╔══
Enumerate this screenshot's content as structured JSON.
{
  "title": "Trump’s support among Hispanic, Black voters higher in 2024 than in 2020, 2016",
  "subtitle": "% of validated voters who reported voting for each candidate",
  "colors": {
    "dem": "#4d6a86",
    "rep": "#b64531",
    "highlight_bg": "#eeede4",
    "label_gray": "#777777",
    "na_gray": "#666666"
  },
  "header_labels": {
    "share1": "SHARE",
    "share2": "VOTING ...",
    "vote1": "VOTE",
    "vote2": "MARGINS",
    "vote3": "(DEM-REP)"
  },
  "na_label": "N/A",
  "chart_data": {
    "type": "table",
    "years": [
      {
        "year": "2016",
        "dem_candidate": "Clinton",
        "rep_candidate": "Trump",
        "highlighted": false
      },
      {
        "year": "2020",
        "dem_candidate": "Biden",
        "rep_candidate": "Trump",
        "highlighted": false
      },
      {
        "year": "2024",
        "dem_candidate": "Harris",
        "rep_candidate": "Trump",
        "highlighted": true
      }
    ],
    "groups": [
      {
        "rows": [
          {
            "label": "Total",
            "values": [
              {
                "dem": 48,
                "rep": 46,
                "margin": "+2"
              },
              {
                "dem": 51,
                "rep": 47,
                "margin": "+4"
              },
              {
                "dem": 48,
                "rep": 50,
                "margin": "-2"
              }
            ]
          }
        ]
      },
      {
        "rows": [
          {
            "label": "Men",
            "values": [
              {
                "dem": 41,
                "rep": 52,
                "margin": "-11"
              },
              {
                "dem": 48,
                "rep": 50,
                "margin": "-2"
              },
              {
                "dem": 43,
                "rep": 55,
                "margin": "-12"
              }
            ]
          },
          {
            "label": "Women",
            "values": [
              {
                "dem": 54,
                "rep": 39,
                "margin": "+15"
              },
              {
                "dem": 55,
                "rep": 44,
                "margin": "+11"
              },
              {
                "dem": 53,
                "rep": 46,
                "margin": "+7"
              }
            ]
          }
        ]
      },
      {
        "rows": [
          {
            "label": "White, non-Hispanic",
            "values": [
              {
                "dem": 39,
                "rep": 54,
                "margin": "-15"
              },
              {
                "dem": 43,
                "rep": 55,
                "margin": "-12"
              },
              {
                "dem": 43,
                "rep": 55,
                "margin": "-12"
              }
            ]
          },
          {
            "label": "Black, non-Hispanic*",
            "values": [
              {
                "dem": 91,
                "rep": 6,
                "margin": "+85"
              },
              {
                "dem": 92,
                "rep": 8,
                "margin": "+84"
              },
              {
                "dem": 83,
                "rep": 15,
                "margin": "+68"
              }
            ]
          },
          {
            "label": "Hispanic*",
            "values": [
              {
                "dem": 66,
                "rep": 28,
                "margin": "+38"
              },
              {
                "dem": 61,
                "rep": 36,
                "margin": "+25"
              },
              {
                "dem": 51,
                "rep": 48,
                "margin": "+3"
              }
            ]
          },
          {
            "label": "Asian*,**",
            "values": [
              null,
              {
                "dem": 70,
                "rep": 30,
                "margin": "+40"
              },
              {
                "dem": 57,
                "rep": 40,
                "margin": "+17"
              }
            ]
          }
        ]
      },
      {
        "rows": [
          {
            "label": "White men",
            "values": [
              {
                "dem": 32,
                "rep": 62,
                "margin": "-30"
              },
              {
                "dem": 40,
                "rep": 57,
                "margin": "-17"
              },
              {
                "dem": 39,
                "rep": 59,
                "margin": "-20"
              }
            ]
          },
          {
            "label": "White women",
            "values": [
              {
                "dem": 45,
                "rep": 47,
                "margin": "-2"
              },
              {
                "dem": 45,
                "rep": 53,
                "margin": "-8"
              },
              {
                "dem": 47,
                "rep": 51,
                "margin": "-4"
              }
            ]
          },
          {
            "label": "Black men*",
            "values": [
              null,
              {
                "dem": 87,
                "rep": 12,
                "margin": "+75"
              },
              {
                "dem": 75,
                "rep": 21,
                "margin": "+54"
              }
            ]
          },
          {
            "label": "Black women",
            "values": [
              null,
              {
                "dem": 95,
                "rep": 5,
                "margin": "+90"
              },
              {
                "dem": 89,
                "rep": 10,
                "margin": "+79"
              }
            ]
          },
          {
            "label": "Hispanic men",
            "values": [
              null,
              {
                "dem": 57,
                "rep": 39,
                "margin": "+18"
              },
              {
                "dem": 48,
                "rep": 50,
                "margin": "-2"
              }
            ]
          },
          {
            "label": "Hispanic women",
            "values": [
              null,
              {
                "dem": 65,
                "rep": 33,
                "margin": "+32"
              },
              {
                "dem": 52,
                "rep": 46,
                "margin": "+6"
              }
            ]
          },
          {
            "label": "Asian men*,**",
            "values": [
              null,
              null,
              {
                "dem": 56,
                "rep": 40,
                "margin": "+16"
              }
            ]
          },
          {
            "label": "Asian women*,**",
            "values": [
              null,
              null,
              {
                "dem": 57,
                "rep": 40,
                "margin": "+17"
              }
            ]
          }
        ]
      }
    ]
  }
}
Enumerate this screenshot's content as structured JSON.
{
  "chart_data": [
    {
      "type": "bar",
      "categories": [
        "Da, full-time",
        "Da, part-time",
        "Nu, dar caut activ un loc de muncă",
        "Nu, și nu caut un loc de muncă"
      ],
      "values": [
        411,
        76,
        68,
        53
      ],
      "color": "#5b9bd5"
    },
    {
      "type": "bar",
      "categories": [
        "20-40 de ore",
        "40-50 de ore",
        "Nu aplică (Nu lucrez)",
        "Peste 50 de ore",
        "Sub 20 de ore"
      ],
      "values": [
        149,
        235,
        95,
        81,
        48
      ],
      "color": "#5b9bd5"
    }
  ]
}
╚══
All records above must be set down exactly, please.

» Solved exercise
Enumerate this screenshot's content as structured JSON.
{
  "title": "Trump’s support among Hispanic, Black voters higher in 2024 than in 2020, 2016",
  "subtitle": "% of validated voters who reported voting for each candidate",
  "colors": {
    "dem": "#4d6a86",
    "rep": "#b64531",
    "highlight_bg": "#eeede4",
    "label_gray": "#777777",
    "na_gray": "#666666"
  },
  "header_labels": {
    "share1": "SHARE",
    "share2": "VOTING ...",
    "vote1": "VOTE",
    "vote2": "MARGINS",
    "vote3": "(DEM-REP)"
  },
  "na_label": "N/A",
  "chart_data": {
    "type": "table",
    "years": [
      {
        "year": "2016",
        "dem_candidate": "Clinton",
        "rep_candidate": "Trump",
        "highlighted": false
      },
      {
        "year": "2020",
        "dem_candidate": "Biden",
        "rep_candidate": "Trump",
        "highlighted": false
      },
      {
        "year": "2024",
        "dem_candidate": "Harris",
        "rep_candidate": "Trump",
        "highlighted": true
      }
    ],
    "groups": [
      {
        "rows": [
          {
            "label": "Total",
            "values": [
              {
                "dem": 48,
                "rep": 46,
                "margin": "+2"
              },
              {
                "dem": 51,
                "rep": 47,
                "margin": "+4"
              },
              {
                "dem": 48,
                "rep": 50,
                "margin": "-2"
              }
            ]
          }
        ]
      },
      {
        "rows": [
          {
            "label": "Men",
            "values": [
              {
                "dem": 41,
                "rep": 52,
                "margin": "-11"
              },
              {
                "dem": 48,
                "rep": 50,
                "margin": "-2"
              },
              {
                "dem": 43,
                "rep": 55,
                "margin": "-12"
              }
            ]
          },
          {
            "label": "Women",
            "values": [
              {
                "dem": 54,
                "rep": 39,
                "margin": "+15"
              },
              {
                "dem": 55,
                "rep": 44,
                "margin": "+11"
              },
              {
                "dem": 53,
                "rep": 46,
                "margin": "+7"
              }
            ]
          }
        ]
      },
      {
        "rows": [
          {
            "label": "White, non-Hispanic",
            "values": [
              {
                "dem": 39,
                "rep": 54,
                "margin": "-15"
              },
              {
                "dem": 43,
                "rep": 55,
                "margin": "-12"
              },
              {
                "dem": 43,
                "rep": 55,
                "margin": "-12"
              }
            ]
          },
          {
            "label": "Black, non-Hispanic*",
            "values": [
              {
                "dem": 91,
                "rep": 6,
                "margin": "+85"
              },
              {
                "dem": 92,
                "rep": 8,
                "margin": "+84"
              },
              {
                "dem": 83,
                "rep": 15,
                "margin": "+68"
              }
            ]
          },
          {
            "label": "Hispanic*",
            "values": [
              {
                "dem": 66,
                "rep": 28,
                "margin": "+38"
              },
              {
                "dem": 61,
                "rep": 36,
                "margin": "+25"
              },
              {
                "dem": 51,
                "rep": 48,
                "margin": "+3"
              }
            ]
          },
          {
            "label": "Asian*,**",
            "values": [
              null,
              {
                "dem": 70,
                "rep": 30,
                "margin": "+40"
              },
              {
                "dem": 57,
                "rep": 40,
                "margin": "+17"
              }
            ]
          }
        ]
      },
      {
        "rows": [
          {
            "label": "White men",
            "values": [
              {
                "dem": 32,
                "rep": 62,
                "margin": "-30"
              },
              {
                "dem": 40,
                "rep": 57,
                "margin": "-17"
              },
              {
                "dem": 39,
                "rep": 59,
                "margin": "-20"
              }
            ]
          },
          {
            "label": "White women",
            "values": [
              {
                "dem": 45,
                "rep": 47,
                "margin": "-2"
              },
              {
                "dem": 45,
                "rep": 53,
                "margin": "-8"
              },
              {
                "dem": 47,
                "rep": 51,
                "margin": "-4"
              }
            ]
          },
          {
            "label": "Black men*",
            "values": [
              null,
              {
                "dem": 87,
                "rep": 12,
                "margin": "+75"
              },
              {
                "dem": 75,
                "rep": 21,
                "margin": "+54"
              }
            ]
          },
          {
            "label": "Black women",
            "values": [
              null,
              {
                "dem": 95,
                "rep": 5,
                "margin": "+90"
              },
              {
                "dem": 89,
                "rep": 10,
                "margin": "+79"
              }
            ]
          },
          {
            "label": "Hispanic men",
            "values": [
              null,
              {
                "dem": 57,
                "rep": 39,
                "margin": "+18"
              },
              {
                "dem": 48,
                "rep": 50,
                "margin": "-2"
              }
            ]
          },
          {
            "label": "Hispanic women",
            "values": [
              null,
              {
                "dem": 65,
                "rep": 33,
                "margin": "+32"
              },
              {
                "dem": 52,
                "rep": 46,
                "margin": "+6"
              }
            ]
          },
          {
            "label": "Asian men*,**",
            "values": [
              null,
              null,
              {
                "dem": 56,
                "rep": 40,
                "margin": "+16"
              }
            ]
          },
          {
            "label": "Asian women*,**",
            "values": [
              null,
              null,
              {
                "dem": 57,
                "rep": 40,
                "margin": "+17"
              }
            ]
          }
        ]
      }
    ]
  }
}
Enumerate this screenshot's content as structured JSON.
{
  "chart_data": [
    {
      "type": "bar",
      "categories": [
        "Da, full-time",
        "Da, part-time",
        "Nu, dar caut activ un loc de muncă",
        "Nu, și nu caut un loc de muncă"
      ],
      "values": [
        411,
        76,
        68,
        53
      ],
      "color": "#5b9bd5"
    },
    {
      "type": "bar",
      "categories": [
        "20-40 de ore",
        "40-50 de ore",
        "Nu aplică (Nu lucrez)",
        "Peste 50 de ore",
        "Sub 20 de ore"
      ],
      "values": [
        149,
        235,
        95,
        81,
        48
      ],
      "color": "#5b9bd5"
    }
  ]
}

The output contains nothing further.